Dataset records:
^^^^^^^^^^^^^^^^
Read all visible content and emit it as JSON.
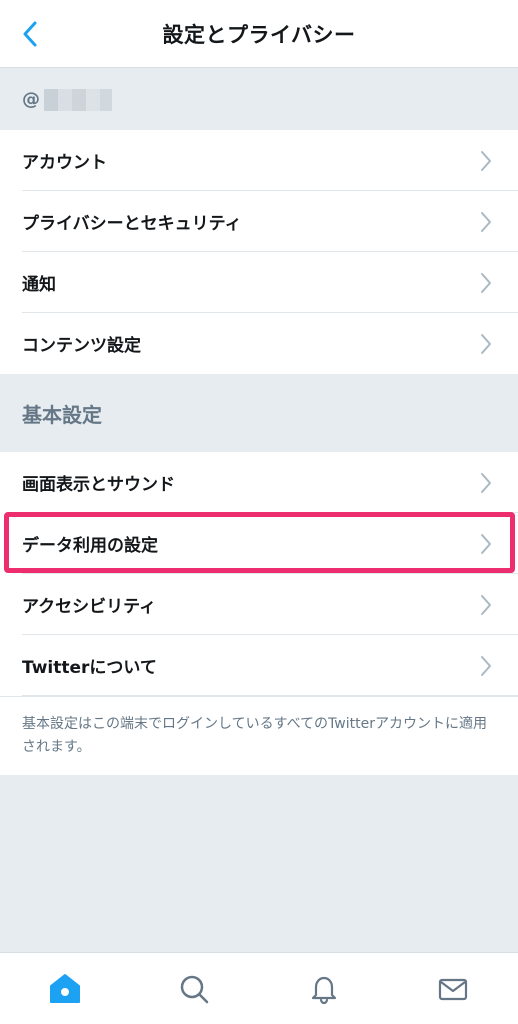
{
  "header": {
    "title": "設定とプライバシー",
    "back_icon": "back-chevron-icon"
  },
  "account": {
    "handle_prefix": "@"
  },
  "accent_color": "#1da1f2",
  "highlight_color": "#ec2e6e",
  "account_items": [
    {
      "label": "アカウント"
    },
    {
      "label": "プライバシーとセキュリティ"
    },
    {
      "label": "通知"
    },
    {
      "label": "コンテンツ設定"
    }
  ],
  "general": {
    "title": "基本設定",
    "items": [
      {
        "label": "画面表示とサウンド"
      },
      {
        "label": "データ利用の設定"
      },
      {
        "label": "アクセシビリティ"
      },
      {
        "label": "Twitterについて"
      }
    ],
    "note": "基本設定はこの端末でログインしているすべてのTwitterアカウントに適用されます。"
  },
  "tabbar": {
    "items": [
      {
        "icon": "home-icon",
        "active": true
      },
      {
        "icon": "search-icon",
        "active": false
      },
      {
        "icon": "bell-icon",
        "active": false
      },
      {
        "icon": "mail-icon",
        "active": false
      }
    ]
  }
}
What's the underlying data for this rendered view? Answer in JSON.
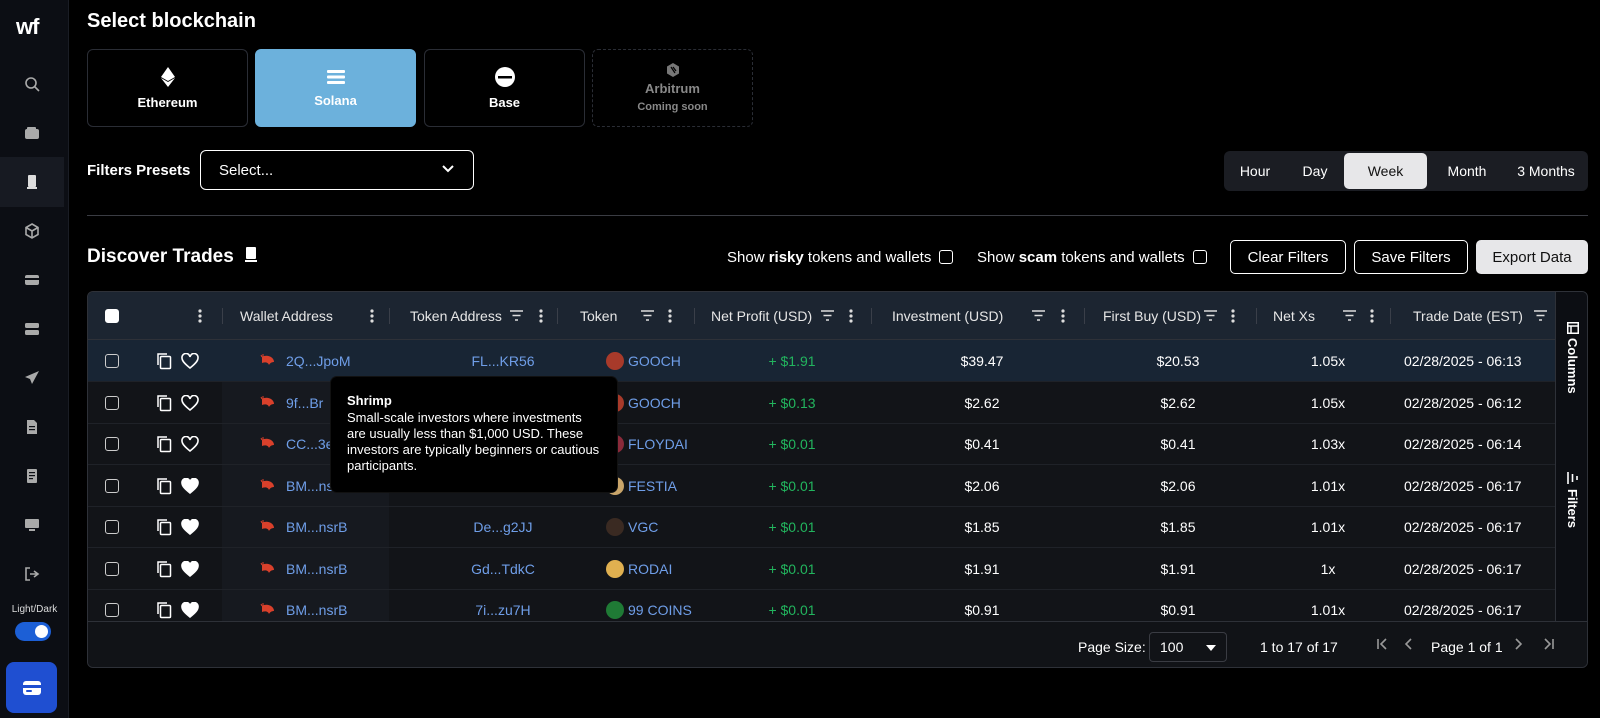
{
  "logo": "wf",
  "sidebar": {
    "icons": [
      "search-icon",
      "wallet-icon",
      "phone-icon",
      "cube-icon",
      "card-icon",
      "stack-icon",
      "send-icon",
      "document-icon",
      "receipt-icon",
      "monitor-icon",
      "logout-icon"
    ],
    "toggle_label": "Light/Dark"
  },
  "page": {
    "title": "Select blockchain",
    "chains": [
      {
        "name": "Ethereum",
        "sub": ""
      },
      {
        "name": "Solana",
        "sub": ""
      },
      {
        "name": "Base",
        "sub": ""
      },
      {
        "name": "Arbitrum",
        "sub": "Coming soon"
      }
    ],
    "filters_label": "Filters Presets",
    "filters_placeholder": "Select...",
    "ranges": [
      "Hour",
      "Day",
      "Week",
      "Month",
      "3 Months"
    ],
    "active_range": "Week"
  },
  "discover": {
    "title": "Discover Trades",
    "risky_prefix": "Show ",
    "risky_bold": "risky",
    "risky_suffix": " tokens and wallets",
    "scam_prefix": "Show ",
    "scam_bold": "scam",
    "scam_suffix": " tokens and wallets",
    "clear": "Clear Filters",
    "save": "Save Filters",
    "export": "Export Data"
  },
  "table": {
    "columns": [
      "Wallet Address",
      "Token Address",
      "Token",
      "Net Profit (USD)",
      "Investment (USD)",
      "First Buy (USD)",
      "Net Xs",
      "Trade Date (EST)"
    ],
    "rows": [
      {
        "wallet": "2Q...JpoM",
        "token_addr": "FL...KR56",
        "token": "GOOCH",
        "profit": "+ $1.91",
        "invest": "$39.47",
        "first": "$20.53",
        "xs": "1.05x",
        "date": "02/28/2025 - 06:13",
        "fav": false
      },
      {
        "wallet": "9f...Br",
        "token_addr": "",
        "token": "GOOCH",
        "profit": "+ $0.13",
        "invest": "$2.62",
        "first": "$2.62",
        "xs": "1.05x",
        "date": "02/28/2025 - 06:12",
        "fav": false
      },
      {
        "wallet": "CC...3e",
        "token_addr": "",
        "token": "FLOYDAI",
        "profit": "+ $0.01",
        "invest": "$0.41",
        "first": "$0.41",
        "xs": "1.03x",
        "date": "02/28/2025 - 06:14",
        "fav": false
      },
      {
        "wallet": "BM...ns",
        "token_addr": "",
        "token": "FESTIA",
        "profit": "+ $0.01",
        "invest": "$2.06",
        "first": "$2.06",
        "xs": "1.01x",
        "date": "02/28/2025 - 06:17",
        "fav": true
      },
      {
        "wallet": "BM...nsrB",
        "token_addr": "De...g2JJ",
        "token": "VGC",
        "profit": "+ $0.01",
        "invest": "$1.85",
        "first": "$1.85",
        "xs": "1.01x",
        "date": "02/28/2025 - 06:17",
        "fav": true
      },
      {
        "wallet": "BM...nsrB",
        "token_addr": "Gd...TdkC",
        "token": "RODAI",
        "profit": "+ $0.01",
        "invest": "$1.91",
        "first": "$1.91",
        "xs": "1x",
        "date": "02/28/2025 - 06:17",
        "fav": true
      },
      {
        "wallet": "BM...nsrB",
        "token_addr": "7i...zu7H",
        "token": "99 COINS",
        "profit": "+ $0.01",
        "invest": "$0.91",
        "first": "$0.91",
        "xs": "1.01x",
        "date": "02/28/2025 - 06:17",
        "fav": true
      }
    ],
    "side_columns": "Columns",
    "side_filters": "Filters",
    "page_size_label": "Page Size:",
    "page_size": "100",
    "range_text": "1 to 17 of 17",
    "page_text": "Page 1 of 1"
  },
  "tooltip": {
    "title": "Shrimp",
    "body": "Small-scale investors where investments are usually less than $1,000 USD. These investors are typically beginners or cautious participants."
  },
  "colors": {
    "accent": "#6cb1dc",
    "link": "#6f9ee8",
    "positive": "#22b55e",
    "toggle": "#1c5fd6"
  }
}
^^^^^^^^^^^^^^^^
> [DIRECTIONS]:
Images should not appear in the copy; retype the listing above exactly.

> [TASK RESPONSE]:
Read all visible content and emit it as JSON.
{
  "header": {
    "title": "設定とプライバシー",
    "back_icon": "back-chevron-icon"
  },
  "account": {
    "handle_prefix": "@"
  },
  "accent_color": "#1da1f2",
  "highlight_color": "#ec2e6e",
  "account_items": [
    {
      "label": "アカウント"
    },
    {
      "label": "プライバシーとセキュリティ"
    },
    {
      "label": "通知"
    },
    {
      "label": "コンテンツ設定"
    }
  ],
  "general": {
    "title": "基本設定",
    "items": [
      {
        "label": "画面表示とサウンド"
      },
      {
        "label": "データ利用の設定"
      },
      {
        "label": "アクセシビリティ"
      },
      {
        "label": "Twitterについて"
      }
    ],
    "note": "基本設定はこの端末でログインしているすべてのTwitterアカウントに適用されます。"
  },
  "tabbar": {
    "items": [
      {
        "icon": "home-icon",
        "active": true
      },
      {
        "icon": "search-icon",
        "active": false
      },
      {
        "icon": "bell-icon",
        "active": false
      },
      {
        "icon": "mail-icon",
        "active": false
      }
    ]
  }
}
What's the underlying data for this rendered view? Answer in JSON.
{
  "logo": "wf",
  "sidebar": {
    "icons": [
      "search-icon",
      "wallet-icon",
      "phone-icon",
      "cube-icon",
      "card-icon",
      "stack-icon",
      "send-icon",
      "document-icon",
      "receipt-icon",
      "monitor-icon",
      "logout-icon"
    ],
    "toggle_label": "Light/Dark"
  },
  "page": {
    "title": "Select blockchain",
    "chains": [
      {
        "name": "Ethereum",
        "sub": ""
      },
      {
        "name": "Solana",
        "sub": ""
      },
      {
        "name": "Base",
        "sub": ""
      },
      {
        "name": "Arbitrum",
        "sub": "Coming soon"
      }
    ],
    "filters_label": "Filters Presets",
    "filters_placeholder": "Select...",
    "ranges": [
      "Hour",
      "Day",
      "Week",
      "Month",
      "3 Months"
    ],
    "active_range": "Week"
  },
  "discover": {
    "title": "Discover Trades",
    "risky_prefix": "Show ",
    "risky_bold": "risky",
    "risky_suffix": " tokens and wallets",
    "scam_prefix": "Show ",
    "scam_bold": "scam",
    "scam_suffix": " tokens and wallets",
    "clear": "Clear Filters",
    "save": "Save Filters",
    "export": "Export Data"
  },
  "table": {
    "columns": [
      "Wallet Address",
      "Token Address",
      "Token",
      "Net Profit (USD)",
      "Investment (USD)",
      "First Buy (USD)",
      "Net Xs",
      "Trade Date (EST)"
    ],
    "rows": [
      {
        "wallet": "2Q...JpoM",
        "token_addr": "FL...KR56",
        "token": "GOOCH",
        "profit": "+ $1.91",
        "invest": "$39.47",
        "first": "$20.53",
        "xs": "1.05x",
        "date": "02/28/2025 - 06:13",
        "fav": false
      },
      {
        "wallet": "9f...Br",
        "token_addr": "",
        "token": "GOOCH",
        "profit": "+ $0.13",
        "invest": "$2.62",
        "first": "$2.62",
        "xs": "1.05x",
        "date": "02/28/2025 - 06:12",
        "fav": false
      },
      {
        "wallet": "CC...3e",
        "token_addr": "",
        "token": "FLOYDAI",
        "profit": "+ $0.01",
        "invest": "$0.41",
        "first": "$0.41",
        "xs": "1.03x",
        "date": "02/28/2025 - 06:14",
        "fav": false
      },
      {
        "wallet": "BM...ns",
        "token_addr": "",
        "token": "FESTIA",
        "profit": "+ $0.01",
        "invest": "$2.06",
        "first": "$2.06",
        "xs": "1.01x",
        "date": "02/28/2025 - 06:17",
        "fav": true
      },
      {
        "wallet": "BM...nsrB",
        "token_addr": "De...g2JJ",
        "token": "VGC",
        "profit": "+ $0.01",
        "invest": "$1.85",
        "first": "$1.85",
        "xs": "1.01x",
        "date": "02/28/2025 - 06:17",
        "fav": true
      },
      {
        "wallet": "BM...nsrB",
        "token_addr": "Gd...TdkC",
        "token": "RODAI",
        "profit": "+ $0.01",
        "invest": "$1.91",
        "first": "$1.91",
        "xs": "1x",
        "date": "02/28/2025 - 06:17",
        "fav": true
      },
      {
        "wallet": "BM...nsrB",
        "token_addr": "7i...zu7H",
        "token": "99 COINS",
        "profit": "+ $0.01",
        "invest": "$0.91",
        "first": "$0.91",
        "xs": "1.01x",
        "date": "02/28/2025 - 06:17",
        "fav": true
      }
    ],
    "side_columns": "Columns",
    "side_filters": "Filters",
    "page_size_label": "Page Size:",
    "page_size": "100",
    "range_text": "1 to 17 of 17",
    "page_text": "Page 1 of 1"
  },
  "tooltip": {
    "title": "Shrimp",
    "body": "Small-scale investors where investments are usually less than $1,000 USD. These investors are typically beginners or cautious participants."
  },
  "colors": {
    "accent": "#6cb1dc",
    "link": "#6f9ee8",
    "positive": "#22b55e",
    "toggle": "#1c5fd6"
  }
}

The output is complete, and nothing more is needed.